• [Data shown]
[start]

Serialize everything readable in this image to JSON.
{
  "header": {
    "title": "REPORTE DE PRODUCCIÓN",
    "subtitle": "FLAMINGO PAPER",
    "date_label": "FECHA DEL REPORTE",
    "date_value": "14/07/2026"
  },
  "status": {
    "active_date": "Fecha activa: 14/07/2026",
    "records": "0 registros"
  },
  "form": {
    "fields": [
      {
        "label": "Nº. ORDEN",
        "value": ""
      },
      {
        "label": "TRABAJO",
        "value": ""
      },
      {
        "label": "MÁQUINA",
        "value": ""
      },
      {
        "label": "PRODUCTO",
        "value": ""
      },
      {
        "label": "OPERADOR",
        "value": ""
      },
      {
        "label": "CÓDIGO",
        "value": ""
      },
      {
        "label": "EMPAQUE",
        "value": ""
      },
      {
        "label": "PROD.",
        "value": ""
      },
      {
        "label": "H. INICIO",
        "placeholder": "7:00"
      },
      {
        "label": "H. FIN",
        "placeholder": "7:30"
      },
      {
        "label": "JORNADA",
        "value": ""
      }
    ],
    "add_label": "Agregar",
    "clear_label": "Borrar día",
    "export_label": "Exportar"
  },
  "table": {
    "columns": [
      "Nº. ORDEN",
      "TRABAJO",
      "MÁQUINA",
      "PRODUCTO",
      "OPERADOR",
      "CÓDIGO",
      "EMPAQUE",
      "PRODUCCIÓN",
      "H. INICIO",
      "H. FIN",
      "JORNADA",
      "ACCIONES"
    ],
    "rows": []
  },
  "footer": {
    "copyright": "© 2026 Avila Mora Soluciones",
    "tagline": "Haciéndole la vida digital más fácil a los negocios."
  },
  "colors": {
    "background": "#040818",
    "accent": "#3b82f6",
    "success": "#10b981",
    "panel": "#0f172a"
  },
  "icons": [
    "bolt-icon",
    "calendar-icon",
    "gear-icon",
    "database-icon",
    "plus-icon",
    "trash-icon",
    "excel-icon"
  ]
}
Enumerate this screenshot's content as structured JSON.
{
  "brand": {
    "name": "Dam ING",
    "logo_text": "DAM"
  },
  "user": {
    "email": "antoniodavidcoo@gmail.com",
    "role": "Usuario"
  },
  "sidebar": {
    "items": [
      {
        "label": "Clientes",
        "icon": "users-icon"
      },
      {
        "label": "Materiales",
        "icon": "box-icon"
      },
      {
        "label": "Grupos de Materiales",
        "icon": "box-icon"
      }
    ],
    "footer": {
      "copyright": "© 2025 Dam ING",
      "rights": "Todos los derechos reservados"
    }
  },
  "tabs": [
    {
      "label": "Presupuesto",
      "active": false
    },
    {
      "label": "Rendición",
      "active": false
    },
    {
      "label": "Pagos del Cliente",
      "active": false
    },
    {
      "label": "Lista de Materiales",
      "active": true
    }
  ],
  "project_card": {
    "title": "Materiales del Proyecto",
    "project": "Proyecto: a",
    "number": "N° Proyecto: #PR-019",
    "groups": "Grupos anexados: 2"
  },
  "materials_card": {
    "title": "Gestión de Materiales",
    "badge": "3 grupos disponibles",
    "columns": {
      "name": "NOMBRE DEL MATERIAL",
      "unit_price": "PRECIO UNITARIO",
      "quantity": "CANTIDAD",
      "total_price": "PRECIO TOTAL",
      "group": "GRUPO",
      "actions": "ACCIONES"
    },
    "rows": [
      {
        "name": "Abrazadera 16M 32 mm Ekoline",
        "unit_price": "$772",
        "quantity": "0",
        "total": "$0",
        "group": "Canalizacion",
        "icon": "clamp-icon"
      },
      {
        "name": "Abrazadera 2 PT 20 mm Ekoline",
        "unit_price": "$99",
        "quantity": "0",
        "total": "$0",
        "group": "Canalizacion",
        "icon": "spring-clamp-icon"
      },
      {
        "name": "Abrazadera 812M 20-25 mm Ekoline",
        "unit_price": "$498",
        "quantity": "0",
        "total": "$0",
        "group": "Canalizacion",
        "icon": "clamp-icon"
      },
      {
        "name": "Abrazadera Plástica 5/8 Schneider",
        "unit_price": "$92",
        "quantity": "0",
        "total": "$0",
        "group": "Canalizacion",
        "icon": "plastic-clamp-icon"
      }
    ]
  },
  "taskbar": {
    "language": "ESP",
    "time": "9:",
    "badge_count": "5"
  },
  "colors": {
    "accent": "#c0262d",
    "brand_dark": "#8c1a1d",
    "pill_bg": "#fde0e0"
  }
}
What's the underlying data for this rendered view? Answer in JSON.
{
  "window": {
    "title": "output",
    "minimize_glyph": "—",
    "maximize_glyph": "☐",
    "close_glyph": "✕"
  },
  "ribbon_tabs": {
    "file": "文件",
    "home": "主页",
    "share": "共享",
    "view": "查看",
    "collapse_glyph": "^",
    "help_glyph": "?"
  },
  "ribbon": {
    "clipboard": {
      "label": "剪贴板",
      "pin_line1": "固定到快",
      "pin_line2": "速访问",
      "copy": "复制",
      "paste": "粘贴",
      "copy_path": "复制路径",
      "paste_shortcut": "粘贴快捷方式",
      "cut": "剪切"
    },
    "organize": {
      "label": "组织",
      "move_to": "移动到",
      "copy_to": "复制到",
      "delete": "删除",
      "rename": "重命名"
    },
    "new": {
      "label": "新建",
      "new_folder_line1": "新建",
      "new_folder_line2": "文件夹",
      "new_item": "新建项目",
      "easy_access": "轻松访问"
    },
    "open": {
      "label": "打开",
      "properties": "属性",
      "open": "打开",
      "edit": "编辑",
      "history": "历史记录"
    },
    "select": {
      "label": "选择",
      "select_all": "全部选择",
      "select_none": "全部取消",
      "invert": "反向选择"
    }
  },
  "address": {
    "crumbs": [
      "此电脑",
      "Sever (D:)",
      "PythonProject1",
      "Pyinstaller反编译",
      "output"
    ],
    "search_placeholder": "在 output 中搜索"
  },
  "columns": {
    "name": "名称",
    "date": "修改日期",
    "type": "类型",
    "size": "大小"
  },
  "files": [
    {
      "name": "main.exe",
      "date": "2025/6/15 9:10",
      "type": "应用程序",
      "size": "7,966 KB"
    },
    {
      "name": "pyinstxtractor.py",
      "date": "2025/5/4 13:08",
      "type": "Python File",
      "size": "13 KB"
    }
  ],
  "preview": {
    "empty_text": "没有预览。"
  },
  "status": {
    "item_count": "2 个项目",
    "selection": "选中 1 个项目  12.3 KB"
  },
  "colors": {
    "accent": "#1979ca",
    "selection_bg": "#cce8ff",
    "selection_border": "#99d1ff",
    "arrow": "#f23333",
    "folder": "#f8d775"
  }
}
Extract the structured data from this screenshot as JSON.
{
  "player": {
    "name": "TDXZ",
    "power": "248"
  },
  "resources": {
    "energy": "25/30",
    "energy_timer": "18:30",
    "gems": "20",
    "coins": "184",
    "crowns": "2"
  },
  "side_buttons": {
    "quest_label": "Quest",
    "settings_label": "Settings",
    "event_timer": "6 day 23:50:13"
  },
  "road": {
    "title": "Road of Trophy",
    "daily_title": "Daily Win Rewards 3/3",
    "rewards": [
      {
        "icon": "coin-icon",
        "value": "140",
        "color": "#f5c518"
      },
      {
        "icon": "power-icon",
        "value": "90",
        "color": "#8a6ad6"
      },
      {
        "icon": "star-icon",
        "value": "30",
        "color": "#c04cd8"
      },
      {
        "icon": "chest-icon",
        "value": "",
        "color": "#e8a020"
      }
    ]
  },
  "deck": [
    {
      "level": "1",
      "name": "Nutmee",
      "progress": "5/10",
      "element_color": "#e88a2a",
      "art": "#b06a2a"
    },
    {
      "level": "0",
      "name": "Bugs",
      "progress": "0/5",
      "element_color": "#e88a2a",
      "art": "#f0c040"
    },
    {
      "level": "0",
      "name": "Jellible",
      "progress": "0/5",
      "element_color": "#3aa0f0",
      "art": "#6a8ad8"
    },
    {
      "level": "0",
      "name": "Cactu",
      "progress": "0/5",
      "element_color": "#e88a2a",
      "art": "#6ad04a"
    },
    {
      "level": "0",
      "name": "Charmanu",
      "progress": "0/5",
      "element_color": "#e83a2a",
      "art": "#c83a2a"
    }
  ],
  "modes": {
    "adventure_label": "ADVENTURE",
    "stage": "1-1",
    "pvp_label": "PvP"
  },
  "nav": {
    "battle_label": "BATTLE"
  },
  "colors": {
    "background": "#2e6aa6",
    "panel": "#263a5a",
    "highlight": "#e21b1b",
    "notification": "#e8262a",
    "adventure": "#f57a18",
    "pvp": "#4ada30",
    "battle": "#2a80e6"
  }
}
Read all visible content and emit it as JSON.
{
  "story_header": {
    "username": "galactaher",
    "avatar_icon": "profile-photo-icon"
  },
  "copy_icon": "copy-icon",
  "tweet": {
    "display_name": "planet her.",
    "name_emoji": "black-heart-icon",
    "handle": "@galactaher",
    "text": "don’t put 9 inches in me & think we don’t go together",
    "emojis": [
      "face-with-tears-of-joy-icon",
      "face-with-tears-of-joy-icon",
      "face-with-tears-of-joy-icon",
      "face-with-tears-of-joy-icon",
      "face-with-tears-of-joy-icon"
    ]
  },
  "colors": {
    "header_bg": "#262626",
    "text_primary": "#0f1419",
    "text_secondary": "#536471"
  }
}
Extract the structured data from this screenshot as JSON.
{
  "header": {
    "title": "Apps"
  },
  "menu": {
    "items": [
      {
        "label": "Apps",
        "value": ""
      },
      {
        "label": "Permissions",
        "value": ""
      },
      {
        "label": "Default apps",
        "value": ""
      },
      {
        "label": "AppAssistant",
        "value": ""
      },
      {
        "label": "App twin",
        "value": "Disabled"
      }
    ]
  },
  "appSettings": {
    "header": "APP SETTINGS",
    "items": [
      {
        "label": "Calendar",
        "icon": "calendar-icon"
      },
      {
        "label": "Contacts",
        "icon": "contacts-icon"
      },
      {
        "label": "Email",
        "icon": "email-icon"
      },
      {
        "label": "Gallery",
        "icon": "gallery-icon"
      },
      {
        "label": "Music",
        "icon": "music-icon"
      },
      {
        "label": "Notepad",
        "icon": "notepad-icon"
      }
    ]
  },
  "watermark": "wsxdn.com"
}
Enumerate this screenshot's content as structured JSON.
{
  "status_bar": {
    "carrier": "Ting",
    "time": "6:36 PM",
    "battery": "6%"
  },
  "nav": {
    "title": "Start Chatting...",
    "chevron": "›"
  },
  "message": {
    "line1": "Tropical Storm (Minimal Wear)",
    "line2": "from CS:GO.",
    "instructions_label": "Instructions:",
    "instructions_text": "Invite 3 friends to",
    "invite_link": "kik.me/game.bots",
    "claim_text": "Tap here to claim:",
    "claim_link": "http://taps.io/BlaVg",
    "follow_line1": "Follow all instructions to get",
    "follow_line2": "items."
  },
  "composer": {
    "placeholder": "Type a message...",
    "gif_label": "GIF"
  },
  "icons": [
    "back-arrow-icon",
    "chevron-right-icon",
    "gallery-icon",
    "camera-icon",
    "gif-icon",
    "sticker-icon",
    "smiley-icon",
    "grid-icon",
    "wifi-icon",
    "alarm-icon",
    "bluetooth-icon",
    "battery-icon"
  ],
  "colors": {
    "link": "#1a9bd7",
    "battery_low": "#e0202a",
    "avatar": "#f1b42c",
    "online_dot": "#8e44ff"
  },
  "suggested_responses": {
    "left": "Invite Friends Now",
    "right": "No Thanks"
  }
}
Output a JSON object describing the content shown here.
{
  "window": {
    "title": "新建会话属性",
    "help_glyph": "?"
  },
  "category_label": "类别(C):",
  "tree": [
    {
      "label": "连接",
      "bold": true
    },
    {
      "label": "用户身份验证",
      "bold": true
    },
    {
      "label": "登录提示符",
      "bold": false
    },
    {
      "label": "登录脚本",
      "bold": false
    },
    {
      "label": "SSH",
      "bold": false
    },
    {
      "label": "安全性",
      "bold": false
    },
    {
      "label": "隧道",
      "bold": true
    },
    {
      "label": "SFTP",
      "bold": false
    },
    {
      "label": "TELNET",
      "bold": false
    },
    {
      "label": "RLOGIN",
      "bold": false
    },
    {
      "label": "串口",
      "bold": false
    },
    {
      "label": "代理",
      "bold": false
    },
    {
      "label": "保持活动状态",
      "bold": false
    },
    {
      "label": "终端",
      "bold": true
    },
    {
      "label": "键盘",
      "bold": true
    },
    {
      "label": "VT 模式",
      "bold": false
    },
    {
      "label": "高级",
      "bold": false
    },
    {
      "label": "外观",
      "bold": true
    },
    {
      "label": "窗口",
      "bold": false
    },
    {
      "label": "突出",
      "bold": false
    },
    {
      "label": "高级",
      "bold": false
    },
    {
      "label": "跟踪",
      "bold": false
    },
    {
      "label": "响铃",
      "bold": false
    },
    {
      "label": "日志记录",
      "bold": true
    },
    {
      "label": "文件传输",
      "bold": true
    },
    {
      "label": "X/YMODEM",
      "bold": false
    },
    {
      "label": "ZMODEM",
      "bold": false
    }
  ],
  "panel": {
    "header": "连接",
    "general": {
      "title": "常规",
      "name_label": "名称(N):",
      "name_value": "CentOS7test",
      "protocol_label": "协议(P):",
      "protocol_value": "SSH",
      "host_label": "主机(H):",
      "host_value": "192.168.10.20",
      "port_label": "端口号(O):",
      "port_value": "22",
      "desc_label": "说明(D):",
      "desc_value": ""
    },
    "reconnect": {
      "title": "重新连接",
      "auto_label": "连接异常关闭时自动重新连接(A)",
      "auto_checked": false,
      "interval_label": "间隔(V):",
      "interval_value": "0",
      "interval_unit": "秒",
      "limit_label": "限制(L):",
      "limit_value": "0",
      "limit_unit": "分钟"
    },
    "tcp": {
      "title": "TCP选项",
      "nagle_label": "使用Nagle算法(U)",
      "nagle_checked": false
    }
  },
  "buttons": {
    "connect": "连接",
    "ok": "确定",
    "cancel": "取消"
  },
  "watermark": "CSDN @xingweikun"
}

[end]

• [Aim of the task] Scan the lines above for "PRODUCCIÓN", then copy every one that has it.

• [Worked answer]
    "title": "REPORTE DE PRODUCCIÓN",
      "PRODUCCIÓN",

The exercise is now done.